Given task >>
Present each line of the entries below that holds the word "data".

[START OF Provided entries]

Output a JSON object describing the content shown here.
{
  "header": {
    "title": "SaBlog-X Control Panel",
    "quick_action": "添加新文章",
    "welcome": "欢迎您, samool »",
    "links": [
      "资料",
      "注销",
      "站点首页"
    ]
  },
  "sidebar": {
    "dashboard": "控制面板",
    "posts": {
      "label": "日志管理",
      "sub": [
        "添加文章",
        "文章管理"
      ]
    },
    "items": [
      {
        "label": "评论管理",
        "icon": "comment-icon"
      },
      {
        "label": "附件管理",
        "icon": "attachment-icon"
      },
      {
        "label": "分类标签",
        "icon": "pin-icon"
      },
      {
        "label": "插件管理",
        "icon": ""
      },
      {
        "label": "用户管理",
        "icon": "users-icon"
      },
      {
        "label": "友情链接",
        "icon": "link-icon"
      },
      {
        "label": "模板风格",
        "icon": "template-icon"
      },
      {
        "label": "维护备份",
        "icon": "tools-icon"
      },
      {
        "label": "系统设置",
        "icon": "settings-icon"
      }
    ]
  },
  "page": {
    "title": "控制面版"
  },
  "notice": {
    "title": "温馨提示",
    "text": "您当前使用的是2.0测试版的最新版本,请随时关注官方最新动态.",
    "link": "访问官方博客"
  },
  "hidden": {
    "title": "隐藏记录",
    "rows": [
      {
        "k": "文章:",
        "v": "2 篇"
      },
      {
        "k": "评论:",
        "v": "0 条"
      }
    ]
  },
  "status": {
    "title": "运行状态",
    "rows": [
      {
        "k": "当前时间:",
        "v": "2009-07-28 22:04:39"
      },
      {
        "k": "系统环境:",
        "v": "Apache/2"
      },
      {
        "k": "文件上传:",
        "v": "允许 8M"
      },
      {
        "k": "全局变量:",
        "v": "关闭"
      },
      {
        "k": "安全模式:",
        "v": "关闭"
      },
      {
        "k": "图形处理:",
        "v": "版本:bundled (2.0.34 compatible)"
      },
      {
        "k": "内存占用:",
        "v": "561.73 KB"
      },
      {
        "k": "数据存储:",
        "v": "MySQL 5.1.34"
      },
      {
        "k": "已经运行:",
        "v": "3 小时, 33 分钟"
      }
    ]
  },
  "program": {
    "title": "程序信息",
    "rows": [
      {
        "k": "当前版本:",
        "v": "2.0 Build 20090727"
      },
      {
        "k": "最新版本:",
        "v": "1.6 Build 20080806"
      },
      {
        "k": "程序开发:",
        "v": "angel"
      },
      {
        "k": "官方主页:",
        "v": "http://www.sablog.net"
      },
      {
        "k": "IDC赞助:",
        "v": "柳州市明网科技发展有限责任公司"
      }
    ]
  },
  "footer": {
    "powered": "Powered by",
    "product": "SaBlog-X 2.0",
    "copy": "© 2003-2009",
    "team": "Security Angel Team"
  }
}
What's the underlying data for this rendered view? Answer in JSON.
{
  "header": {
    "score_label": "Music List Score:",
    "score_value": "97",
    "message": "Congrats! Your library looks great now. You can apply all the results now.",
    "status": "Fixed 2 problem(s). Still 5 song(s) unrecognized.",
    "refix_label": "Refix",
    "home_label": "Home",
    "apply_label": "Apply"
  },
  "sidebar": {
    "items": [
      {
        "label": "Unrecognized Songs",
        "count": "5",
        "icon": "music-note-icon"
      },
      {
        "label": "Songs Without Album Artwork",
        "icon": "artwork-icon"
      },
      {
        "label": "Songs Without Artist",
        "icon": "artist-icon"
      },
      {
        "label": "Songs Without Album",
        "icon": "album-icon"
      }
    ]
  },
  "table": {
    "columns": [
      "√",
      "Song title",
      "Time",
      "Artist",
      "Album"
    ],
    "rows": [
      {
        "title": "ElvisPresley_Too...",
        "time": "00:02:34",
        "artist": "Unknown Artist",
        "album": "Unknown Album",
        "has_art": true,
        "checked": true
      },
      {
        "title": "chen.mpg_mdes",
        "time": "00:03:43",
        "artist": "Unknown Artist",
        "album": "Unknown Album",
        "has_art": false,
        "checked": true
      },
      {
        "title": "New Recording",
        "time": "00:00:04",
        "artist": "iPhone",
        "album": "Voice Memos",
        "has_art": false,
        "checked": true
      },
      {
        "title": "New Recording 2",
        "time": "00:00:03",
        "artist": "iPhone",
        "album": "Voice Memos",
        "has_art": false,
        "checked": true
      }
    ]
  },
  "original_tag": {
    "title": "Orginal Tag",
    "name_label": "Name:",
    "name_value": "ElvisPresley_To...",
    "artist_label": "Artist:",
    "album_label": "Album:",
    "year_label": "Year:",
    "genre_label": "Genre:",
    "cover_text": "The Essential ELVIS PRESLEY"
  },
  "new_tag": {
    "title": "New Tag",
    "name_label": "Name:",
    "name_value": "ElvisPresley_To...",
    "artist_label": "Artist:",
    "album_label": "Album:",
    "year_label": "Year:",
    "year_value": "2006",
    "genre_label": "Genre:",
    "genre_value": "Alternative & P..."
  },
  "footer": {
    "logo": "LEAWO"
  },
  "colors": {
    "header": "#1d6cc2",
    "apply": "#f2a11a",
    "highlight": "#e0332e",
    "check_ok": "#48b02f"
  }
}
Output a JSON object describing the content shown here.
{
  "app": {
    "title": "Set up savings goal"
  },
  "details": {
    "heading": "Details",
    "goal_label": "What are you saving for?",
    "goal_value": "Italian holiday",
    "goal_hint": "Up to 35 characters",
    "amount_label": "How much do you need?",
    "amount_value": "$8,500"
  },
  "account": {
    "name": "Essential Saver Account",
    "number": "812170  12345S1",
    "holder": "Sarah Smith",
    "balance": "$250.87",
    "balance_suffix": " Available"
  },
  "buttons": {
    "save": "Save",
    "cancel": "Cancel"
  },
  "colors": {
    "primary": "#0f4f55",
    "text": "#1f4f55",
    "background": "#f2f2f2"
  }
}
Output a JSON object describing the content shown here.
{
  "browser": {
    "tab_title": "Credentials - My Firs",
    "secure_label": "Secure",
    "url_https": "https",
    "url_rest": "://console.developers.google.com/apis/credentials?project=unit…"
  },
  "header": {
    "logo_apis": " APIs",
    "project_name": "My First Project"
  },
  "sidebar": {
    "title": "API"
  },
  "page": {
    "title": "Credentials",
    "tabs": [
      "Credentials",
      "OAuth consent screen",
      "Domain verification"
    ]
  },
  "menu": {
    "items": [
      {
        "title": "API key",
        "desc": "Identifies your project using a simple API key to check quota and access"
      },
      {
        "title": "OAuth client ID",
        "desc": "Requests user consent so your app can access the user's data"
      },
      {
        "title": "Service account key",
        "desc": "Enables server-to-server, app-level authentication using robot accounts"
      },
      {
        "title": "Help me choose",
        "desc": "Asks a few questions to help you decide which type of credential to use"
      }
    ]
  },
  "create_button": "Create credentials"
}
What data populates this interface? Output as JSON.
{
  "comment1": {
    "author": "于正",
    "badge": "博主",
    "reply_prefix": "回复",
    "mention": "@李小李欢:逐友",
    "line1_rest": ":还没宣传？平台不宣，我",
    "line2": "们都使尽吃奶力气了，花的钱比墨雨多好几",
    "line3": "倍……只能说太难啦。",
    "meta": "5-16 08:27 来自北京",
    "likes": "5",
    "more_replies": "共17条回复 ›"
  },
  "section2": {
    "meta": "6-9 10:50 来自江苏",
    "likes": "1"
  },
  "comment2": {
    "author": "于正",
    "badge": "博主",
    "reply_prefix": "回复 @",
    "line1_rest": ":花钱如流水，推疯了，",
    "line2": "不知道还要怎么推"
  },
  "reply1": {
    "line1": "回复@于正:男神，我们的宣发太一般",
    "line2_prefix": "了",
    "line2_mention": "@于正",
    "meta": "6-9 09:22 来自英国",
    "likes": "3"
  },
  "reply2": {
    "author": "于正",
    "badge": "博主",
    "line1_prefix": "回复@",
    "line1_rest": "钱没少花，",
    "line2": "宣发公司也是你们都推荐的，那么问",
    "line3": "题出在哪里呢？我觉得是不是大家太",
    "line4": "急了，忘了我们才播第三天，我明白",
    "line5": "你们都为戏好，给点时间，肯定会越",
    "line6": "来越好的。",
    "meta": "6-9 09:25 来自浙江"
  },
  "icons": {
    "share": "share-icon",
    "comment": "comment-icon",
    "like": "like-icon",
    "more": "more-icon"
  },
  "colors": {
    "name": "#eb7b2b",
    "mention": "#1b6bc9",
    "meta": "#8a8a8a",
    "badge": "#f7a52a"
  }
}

[END OF Provided entries]

Exercise output >>
What's the underlying data for this rendered view? Answer in JSON.
        "desc": "Requests user consent so your app can access the user's data"
What data populates this interface? Output as JSON.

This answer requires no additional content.